Filter these entries so that only lines with the word "JSON" remain.

- [Task material]:
◇ ◇ ◇ ◇ ◇

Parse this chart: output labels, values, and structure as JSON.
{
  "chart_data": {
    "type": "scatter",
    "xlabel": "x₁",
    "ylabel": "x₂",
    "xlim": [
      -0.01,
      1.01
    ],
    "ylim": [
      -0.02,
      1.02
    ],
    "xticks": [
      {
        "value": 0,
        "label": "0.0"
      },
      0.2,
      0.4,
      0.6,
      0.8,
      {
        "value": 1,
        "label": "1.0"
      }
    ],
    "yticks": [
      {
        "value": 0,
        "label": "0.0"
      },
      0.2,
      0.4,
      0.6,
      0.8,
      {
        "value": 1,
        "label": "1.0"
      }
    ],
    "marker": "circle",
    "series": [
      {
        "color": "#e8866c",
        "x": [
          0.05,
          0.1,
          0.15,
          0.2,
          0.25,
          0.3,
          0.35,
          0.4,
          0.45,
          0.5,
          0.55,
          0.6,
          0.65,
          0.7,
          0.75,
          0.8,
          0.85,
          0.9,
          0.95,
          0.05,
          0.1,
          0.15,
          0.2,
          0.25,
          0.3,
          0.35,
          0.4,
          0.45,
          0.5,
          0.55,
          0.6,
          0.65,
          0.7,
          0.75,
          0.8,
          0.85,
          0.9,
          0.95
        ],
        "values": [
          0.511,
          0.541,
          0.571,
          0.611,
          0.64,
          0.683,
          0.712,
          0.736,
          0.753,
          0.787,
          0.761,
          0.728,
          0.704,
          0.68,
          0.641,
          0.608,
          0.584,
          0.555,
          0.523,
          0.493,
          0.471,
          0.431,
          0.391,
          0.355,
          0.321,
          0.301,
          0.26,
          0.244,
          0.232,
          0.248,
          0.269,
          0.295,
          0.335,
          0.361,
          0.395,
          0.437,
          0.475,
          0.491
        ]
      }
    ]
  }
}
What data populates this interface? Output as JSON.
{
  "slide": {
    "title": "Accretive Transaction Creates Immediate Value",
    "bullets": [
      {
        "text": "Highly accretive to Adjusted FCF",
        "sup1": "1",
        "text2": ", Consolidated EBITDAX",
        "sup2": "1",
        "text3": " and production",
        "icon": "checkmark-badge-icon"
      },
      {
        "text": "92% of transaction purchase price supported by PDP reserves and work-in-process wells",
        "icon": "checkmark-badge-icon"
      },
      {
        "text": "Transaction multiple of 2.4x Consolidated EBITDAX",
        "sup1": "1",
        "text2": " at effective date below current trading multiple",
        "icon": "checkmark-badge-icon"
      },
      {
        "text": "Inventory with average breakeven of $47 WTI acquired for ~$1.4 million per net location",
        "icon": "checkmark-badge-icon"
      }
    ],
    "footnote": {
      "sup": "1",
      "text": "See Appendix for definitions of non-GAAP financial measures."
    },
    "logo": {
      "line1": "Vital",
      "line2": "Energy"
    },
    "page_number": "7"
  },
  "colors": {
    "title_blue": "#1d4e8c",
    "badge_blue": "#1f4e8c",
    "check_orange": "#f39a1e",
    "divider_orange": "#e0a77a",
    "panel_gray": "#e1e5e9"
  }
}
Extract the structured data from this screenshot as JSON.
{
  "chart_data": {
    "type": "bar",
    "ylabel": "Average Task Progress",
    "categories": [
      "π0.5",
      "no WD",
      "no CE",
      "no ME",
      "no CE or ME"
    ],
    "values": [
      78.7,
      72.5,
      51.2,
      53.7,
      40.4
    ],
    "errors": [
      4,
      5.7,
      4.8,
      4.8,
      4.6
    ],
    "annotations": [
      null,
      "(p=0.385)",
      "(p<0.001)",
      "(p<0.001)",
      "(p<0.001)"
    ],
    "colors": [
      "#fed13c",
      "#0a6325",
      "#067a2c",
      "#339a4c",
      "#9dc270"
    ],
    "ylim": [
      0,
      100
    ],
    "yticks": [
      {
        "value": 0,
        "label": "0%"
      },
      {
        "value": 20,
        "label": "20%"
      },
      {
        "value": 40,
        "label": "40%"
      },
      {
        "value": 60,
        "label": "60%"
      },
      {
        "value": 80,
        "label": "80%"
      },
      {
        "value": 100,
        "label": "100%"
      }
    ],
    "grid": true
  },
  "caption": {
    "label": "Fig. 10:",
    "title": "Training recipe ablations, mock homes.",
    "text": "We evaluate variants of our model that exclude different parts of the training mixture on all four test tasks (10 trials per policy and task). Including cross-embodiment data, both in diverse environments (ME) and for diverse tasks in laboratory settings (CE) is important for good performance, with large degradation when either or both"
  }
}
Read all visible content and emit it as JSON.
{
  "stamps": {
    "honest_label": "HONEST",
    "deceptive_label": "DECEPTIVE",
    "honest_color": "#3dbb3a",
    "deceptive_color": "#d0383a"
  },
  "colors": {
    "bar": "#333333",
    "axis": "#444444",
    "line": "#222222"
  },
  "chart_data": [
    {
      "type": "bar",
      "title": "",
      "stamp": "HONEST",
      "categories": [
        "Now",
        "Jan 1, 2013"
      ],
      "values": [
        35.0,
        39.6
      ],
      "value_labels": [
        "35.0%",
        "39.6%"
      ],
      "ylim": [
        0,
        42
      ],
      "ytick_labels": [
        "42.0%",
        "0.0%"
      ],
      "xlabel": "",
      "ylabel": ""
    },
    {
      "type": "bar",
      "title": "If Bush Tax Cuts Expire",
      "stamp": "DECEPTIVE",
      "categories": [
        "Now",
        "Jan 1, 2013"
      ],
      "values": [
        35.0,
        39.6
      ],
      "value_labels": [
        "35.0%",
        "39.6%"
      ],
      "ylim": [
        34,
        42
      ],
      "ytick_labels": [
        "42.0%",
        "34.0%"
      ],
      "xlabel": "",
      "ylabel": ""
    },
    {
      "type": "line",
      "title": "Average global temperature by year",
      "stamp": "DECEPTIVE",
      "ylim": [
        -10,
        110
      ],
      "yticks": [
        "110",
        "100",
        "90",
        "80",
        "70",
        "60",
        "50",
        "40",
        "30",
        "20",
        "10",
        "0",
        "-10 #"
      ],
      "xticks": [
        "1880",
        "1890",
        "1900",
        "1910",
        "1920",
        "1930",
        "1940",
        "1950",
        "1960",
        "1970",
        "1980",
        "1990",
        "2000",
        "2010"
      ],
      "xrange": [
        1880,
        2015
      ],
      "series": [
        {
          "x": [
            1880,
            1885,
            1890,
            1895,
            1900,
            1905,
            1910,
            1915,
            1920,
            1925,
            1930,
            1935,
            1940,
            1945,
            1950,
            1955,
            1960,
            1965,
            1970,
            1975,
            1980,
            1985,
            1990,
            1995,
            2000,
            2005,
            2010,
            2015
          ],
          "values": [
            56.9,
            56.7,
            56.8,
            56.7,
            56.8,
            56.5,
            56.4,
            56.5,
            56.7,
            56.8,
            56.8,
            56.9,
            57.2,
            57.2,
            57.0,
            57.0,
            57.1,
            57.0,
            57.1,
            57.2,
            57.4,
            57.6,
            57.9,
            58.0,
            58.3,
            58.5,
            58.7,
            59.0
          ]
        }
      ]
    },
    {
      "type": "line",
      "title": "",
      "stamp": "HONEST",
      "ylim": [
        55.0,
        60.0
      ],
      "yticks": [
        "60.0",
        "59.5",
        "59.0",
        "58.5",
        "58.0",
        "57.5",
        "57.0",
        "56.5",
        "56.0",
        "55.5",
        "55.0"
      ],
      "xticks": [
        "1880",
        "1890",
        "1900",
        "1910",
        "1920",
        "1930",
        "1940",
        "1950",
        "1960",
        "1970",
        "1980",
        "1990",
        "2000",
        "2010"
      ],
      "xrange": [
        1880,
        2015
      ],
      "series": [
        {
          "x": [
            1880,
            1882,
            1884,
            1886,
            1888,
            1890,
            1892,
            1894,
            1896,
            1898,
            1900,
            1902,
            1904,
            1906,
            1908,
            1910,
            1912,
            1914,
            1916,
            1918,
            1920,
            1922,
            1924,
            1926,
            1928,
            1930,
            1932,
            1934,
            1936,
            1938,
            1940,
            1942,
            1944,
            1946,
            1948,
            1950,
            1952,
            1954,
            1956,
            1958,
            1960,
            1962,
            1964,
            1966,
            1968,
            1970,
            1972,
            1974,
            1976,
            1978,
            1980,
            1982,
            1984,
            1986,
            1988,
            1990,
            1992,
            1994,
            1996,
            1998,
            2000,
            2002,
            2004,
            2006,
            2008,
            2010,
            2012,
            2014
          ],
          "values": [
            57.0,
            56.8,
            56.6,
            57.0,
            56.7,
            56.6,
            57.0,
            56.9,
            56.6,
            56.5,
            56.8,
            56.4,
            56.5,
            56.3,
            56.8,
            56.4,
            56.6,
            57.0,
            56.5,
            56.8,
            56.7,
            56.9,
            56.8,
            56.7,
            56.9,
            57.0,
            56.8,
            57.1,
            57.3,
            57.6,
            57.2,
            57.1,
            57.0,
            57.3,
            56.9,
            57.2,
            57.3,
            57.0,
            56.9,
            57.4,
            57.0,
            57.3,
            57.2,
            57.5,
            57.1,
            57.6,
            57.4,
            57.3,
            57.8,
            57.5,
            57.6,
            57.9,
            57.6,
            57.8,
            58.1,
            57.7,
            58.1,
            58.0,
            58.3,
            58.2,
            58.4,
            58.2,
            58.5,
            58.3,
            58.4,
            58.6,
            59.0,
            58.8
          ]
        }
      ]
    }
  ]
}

◇ ◇ ◇ ◇ ◇

- [Result of this exercise]:
Parse this chart: output labels, values, and structure as JSON.
What data populates this interface? Output as JSON.
Extract the structured data from this screenshot as JSON.
Read all visible content and emit it as JSON.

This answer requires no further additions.